[Data entries]
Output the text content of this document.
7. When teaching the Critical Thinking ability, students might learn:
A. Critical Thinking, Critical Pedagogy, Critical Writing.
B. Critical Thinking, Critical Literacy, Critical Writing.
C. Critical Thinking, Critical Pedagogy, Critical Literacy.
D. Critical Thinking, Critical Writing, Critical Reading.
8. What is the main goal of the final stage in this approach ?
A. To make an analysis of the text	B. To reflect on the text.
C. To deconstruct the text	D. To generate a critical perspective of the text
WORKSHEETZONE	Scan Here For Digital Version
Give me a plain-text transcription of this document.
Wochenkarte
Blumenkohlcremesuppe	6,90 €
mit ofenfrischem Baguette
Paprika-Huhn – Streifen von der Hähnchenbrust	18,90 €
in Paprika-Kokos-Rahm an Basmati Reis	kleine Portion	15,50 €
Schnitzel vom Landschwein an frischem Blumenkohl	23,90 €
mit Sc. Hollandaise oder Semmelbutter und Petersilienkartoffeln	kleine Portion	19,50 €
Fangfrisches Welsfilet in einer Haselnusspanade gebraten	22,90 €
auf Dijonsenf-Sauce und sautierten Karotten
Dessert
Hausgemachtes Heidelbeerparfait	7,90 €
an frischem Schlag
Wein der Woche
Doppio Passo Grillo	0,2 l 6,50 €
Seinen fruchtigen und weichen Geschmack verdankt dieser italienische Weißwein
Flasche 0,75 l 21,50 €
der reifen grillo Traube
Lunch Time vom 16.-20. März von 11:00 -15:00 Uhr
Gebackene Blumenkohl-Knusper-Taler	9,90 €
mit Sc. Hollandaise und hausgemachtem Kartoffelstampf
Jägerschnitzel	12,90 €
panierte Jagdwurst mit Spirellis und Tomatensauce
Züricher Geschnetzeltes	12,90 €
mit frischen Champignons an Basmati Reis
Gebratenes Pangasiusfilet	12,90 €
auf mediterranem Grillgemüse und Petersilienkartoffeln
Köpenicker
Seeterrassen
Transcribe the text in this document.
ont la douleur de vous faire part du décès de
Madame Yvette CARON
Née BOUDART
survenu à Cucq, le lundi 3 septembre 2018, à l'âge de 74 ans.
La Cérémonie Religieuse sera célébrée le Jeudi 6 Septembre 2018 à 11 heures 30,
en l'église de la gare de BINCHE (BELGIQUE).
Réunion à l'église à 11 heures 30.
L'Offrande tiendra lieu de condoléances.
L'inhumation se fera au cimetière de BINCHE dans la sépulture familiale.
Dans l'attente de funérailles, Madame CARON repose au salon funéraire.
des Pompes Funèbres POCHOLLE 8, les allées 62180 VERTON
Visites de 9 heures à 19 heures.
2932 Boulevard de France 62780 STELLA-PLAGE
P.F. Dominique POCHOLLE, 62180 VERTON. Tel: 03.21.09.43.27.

- [Directive] Find the string "kleine" in the listing and return every line that holds it.

- [Result for this exercise]
in Paprika-Kokos-Rahm an Basmati Reis	kleine Portion	15,50 €
mit Sc. Hollandaise oder Semmelbutter und Petersilienkartoffeln	kleine Portion	19,50 €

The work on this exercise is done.